> YOUR GOAL
Identify every line in the records below that contains the word "Soße", and reproduce each one.

Records excerpted from a collection:
□ □ □

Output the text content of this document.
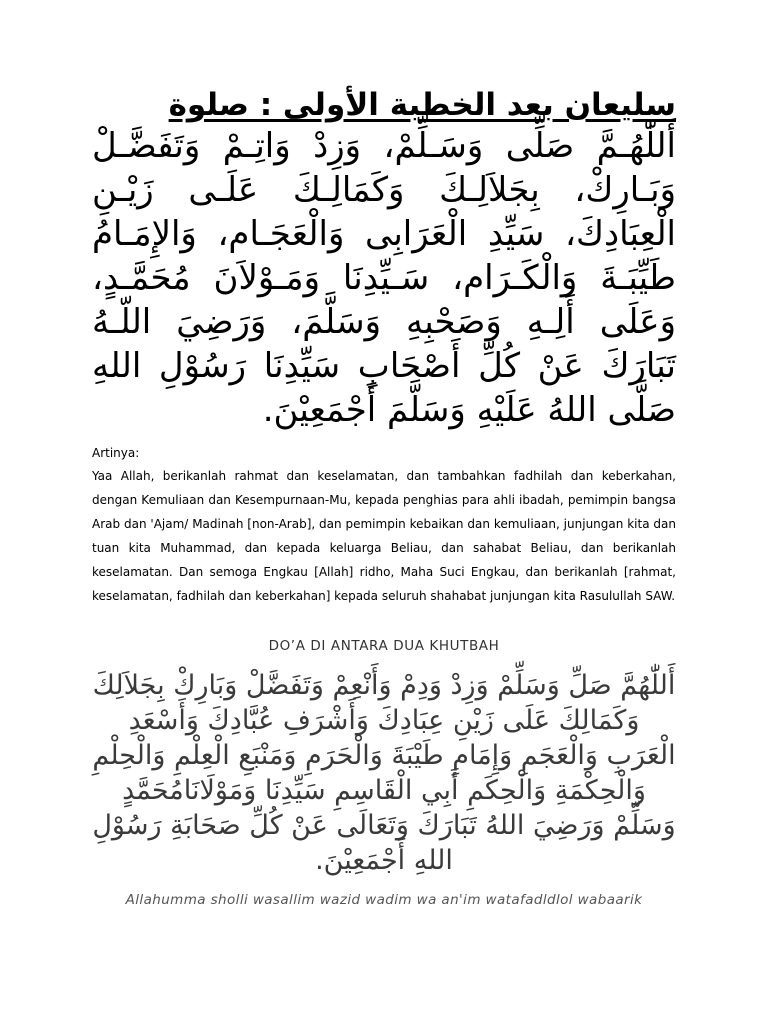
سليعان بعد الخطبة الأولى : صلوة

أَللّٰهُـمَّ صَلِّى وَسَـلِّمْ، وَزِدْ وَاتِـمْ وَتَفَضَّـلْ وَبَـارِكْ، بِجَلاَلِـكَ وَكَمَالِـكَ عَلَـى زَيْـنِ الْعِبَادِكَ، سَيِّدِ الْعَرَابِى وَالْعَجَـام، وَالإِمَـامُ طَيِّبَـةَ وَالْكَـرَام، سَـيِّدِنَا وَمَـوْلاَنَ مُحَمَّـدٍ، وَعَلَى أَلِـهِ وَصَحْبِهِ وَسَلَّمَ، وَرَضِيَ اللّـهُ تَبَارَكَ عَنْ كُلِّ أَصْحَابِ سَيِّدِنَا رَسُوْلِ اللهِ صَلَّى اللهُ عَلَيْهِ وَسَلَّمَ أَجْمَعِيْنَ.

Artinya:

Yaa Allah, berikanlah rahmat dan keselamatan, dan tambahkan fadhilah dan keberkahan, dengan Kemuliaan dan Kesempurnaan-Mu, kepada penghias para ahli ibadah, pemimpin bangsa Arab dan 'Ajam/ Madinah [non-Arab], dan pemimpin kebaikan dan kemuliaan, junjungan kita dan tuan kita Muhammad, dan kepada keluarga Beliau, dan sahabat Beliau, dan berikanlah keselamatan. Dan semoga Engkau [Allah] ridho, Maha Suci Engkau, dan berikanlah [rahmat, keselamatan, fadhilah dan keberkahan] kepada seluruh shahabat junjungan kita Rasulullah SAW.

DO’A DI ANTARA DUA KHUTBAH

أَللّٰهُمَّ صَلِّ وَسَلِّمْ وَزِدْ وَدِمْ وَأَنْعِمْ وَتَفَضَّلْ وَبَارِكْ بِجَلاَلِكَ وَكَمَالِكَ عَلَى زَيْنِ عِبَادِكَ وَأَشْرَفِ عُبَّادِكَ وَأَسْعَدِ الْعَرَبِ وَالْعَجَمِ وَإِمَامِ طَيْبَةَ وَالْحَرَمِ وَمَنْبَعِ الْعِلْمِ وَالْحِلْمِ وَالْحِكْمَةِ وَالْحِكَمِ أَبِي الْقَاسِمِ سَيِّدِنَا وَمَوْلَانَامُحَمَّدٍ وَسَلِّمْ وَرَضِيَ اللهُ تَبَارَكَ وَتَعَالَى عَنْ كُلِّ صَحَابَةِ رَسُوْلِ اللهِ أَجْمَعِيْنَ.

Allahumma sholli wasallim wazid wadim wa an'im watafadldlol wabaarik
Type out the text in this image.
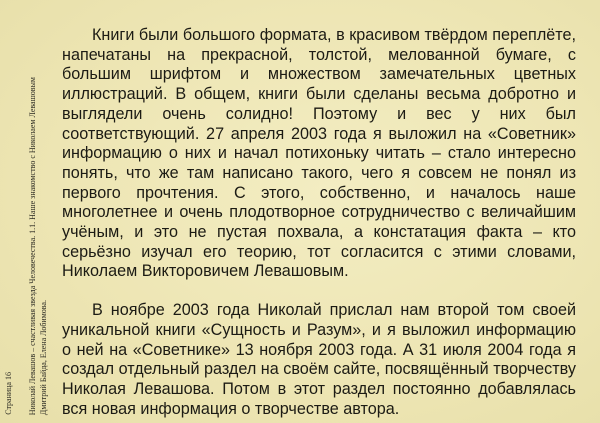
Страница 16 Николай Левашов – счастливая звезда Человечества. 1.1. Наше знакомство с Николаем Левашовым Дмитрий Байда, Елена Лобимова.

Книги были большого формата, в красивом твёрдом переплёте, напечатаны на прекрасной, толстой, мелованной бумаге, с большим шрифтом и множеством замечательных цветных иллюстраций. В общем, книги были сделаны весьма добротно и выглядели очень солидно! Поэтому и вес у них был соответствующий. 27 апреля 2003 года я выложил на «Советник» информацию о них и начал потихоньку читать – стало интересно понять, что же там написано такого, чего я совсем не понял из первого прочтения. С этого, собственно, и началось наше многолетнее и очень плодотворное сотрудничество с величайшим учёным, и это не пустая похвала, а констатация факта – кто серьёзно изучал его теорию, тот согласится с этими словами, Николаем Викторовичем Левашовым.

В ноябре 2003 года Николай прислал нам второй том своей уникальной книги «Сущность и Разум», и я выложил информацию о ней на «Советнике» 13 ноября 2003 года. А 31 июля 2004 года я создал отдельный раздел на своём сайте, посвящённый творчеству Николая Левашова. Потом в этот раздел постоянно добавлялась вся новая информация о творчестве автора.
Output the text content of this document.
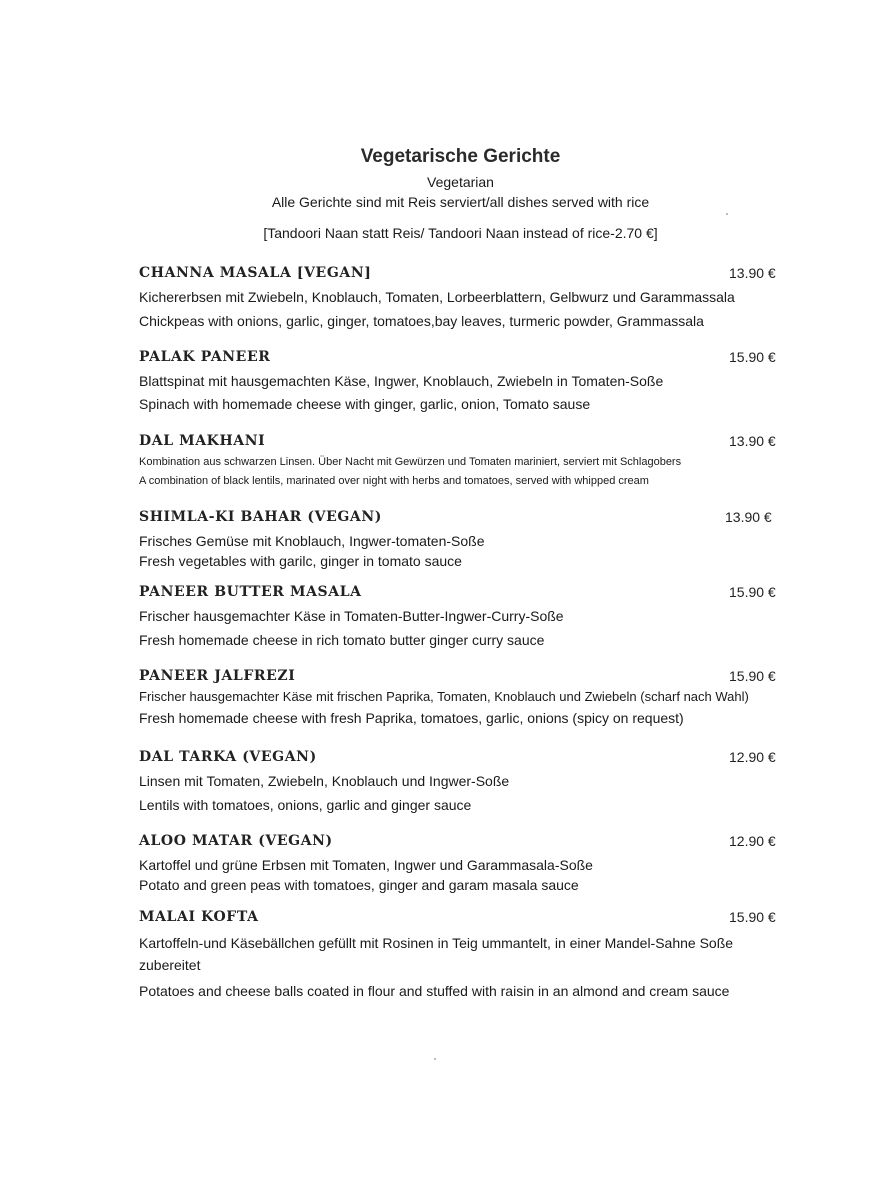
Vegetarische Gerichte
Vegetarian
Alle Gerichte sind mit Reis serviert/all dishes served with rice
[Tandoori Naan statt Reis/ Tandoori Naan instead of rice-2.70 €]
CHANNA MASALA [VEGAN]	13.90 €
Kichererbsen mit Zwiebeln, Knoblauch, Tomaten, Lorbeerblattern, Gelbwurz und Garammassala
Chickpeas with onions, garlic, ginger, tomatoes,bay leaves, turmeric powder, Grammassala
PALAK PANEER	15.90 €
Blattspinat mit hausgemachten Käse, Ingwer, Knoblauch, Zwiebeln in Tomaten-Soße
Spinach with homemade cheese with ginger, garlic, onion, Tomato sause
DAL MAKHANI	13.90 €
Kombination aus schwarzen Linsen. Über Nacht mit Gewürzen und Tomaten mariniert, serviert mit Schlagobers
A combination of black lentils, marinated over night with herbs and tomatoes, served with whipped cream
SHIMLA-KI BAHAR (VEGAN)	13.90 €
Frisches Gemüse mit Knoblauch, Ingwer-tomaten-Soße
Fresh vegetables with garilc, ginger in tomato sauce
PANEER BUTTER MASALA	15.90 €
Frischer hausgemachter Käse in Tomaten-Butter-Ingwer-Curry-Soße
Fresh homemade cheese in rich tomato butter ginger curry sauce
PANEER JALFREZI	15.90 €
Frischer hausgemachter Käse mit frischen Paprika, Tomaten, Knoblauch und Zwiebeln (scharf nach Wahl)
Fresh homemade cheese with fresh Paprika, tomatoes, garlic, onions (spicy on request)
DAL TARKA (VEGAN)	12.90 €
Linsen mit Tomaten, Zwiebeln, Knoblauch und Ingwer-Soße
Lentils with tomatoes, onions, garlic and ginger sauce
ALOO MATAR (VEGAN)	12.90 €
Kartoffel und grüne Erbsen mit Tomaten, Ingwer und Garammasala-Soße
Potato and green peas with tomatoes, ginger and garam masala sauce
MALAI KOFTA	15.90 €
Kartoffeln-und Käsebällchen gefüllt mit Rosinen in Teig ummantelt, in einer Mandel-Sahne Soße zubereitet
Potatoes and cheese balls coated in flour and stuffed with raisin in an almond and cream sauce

□ □ □

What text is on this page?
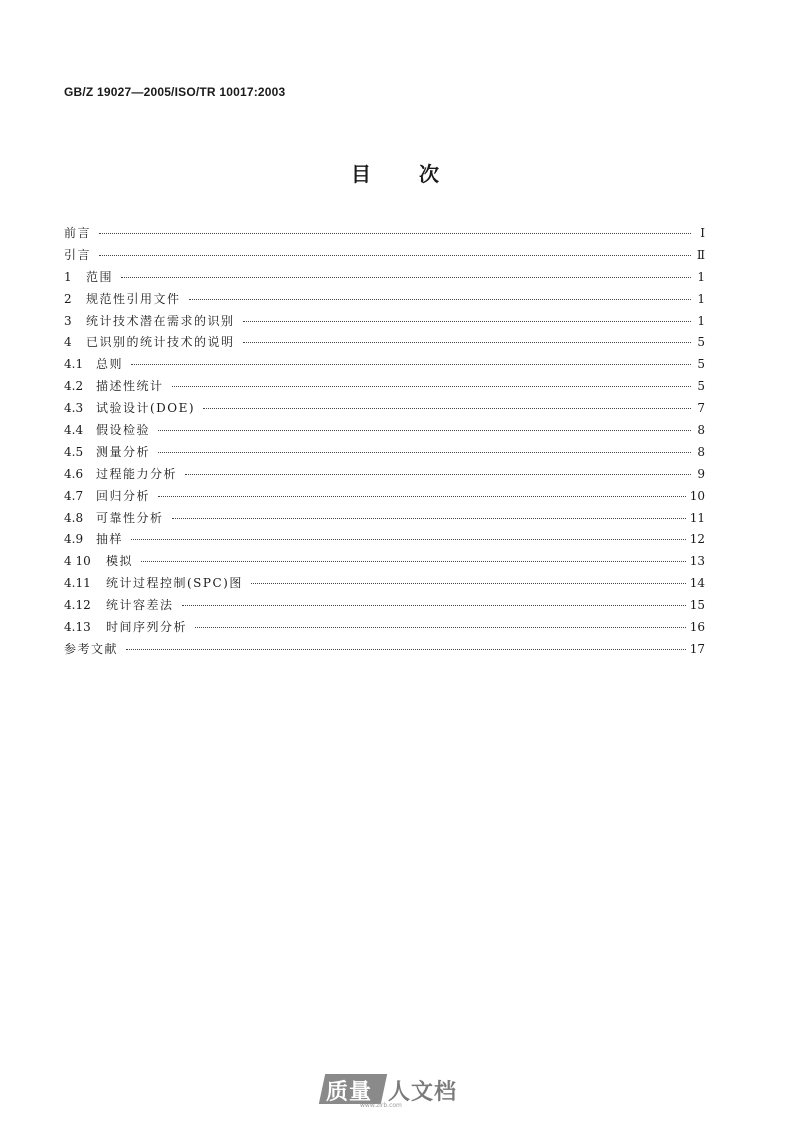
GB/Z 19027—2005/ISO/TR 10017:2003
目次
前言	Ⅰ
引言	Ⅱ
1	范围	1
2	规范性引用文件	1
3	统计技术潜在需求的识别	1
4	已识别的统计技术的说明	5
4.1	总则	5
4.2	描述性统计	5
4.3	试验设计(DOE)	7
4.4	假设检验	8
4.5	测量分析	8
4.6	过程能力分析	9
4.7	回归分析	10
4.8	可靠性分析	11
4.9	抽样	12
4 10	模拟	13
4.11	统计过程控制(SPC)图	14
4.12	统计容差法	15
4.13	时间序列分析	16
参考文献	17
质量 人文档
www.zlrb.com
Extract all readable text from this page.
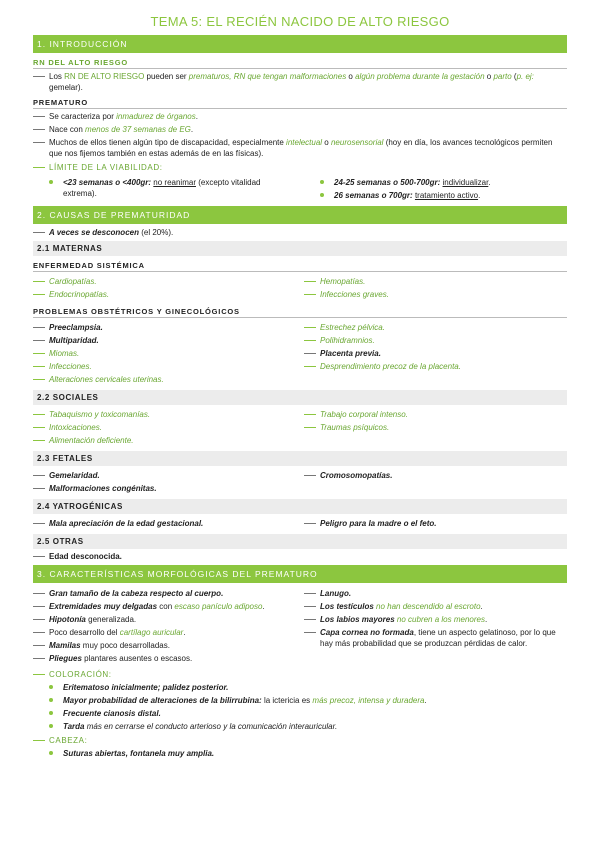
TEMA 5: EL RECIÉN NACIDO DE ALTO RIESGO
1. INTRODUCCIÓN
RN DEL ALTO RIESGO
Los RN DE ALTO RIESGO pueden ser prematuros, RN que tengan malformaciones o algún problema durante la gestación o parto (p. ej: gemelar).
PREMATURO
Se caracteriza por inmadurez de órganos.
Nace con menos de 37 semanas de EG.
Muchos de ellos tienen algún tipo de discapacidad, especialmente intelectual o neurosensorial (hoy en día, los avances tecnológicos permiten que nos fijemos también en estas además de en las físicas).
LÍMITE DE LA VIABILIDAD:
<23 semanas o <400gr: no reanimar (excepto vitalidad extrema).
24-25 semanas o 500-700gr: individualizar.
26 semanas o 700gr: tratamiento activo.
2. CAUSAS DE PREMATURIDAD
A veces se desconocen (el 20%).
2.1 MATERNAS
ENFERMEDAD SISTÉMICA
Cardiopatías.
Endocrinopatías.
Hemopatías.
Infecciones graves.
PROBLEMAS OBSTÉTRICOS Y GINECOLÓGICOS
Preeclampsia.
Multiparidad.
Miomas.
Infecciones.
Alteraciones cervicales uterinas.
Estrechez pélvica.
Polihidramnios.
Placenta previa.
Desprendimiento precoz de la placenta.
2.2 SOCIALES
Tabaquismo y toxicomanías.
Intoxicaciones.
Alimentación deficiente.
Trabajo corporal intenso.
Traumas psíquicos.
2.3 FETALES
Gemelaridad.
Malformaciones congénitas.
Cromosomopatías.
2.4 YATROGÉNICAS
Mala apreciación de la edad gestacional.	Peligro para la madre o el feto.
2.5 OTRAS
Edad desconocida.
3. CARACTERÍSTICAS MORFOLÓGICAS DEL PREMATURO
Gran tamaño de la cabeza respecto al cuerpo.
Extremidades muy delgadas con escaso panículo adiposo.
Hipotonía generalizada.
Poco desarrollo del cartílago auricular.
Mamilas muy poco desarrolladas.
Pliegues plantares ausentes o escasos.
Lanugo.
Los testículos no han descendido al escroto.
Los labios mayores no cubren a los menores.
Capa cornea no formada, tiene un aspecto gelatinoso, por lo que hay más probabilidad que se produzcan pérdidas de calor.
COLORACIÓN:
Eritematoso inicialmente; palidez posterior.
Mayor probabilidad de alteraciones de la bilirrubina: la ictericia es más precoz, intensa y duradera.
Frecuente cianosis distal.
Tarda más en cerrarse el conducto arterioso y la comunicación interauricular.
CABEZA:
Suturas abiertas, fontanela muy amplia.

□ □ □

> ANSWER TO THE TASK
Blattspinat mit hausgemachten Käse, Ingwer, Knoblauch, Zwiebeln in Tomaten-Soße
Frisches Gemüse mit Knoblauch, Ingwer-tomaten-Soße
Frischer hausgemachter Käse in Tomaten-Butter-Ingwer-Curry-Soße
Linsen mit Tomaten, Zwiebeln, Knoblauch und Ingwer-Soße
Kartoffel und grüne Erbsen mit Tomaten, Ingwer und Garammasala-Soße
Kartoffeln-und Käsebällchen gefüllt mit Rosinen in Teig ummantelt, in einer Mandel-Sahne Soße zubereitet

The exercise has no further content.